## GIVEN EXERCISE
All lines in which the word "color" occurs are to be extracted.

## SUPPLIED RECORDS
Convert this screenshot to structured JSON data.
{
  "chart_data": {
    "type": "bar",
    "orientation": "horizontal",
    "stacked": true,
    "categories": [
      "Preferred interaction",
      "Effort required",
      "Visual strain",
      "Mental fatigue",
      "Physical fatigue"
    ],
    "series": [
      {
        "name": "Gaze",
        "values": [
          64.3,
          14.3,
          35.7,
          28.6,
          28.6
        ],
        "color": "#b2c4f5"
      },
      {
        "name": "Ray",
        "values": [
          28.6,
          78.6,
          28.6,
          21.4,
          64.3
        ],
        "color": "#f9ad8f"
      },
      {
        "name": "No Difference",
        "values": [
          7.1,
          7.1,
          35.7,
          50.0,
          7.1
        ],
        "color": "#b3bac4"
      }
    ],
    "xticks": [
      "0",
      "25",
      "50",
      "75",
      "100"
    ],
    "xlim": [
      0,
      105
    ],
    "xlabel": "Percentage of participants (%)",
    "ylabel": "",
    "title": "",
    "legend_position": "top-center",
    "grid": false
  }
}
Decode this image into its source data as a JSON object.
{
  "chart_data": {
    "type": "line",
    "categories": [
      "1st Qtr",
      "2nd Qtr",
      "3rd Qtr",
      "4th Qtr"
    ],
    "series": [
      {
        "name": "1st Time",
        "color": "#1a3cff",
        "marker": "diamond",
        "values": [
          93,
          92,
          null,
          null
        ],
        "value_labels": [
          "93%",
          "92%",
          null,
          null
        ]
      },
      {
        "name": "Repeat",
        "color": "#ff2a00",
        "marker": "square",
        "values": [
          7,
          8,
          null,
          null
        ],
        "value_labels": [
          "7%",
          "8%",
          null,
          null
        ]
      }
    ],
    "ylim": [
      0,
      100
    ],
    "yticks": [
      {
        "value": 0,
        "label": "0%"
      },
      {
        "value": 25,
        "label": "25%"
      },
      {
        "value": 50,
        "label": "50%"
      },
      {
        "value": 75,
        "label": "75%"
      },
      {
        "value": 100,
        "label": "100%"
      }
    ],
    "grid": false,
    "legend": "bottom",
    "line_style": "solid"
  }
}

## THE RESPONSE
        "color": "#b2c4f5"
        "color": "#f9ad8f"
        "color": "#b3bac4"
        "color": "#1a3cff",
        "color": "#ff2a00",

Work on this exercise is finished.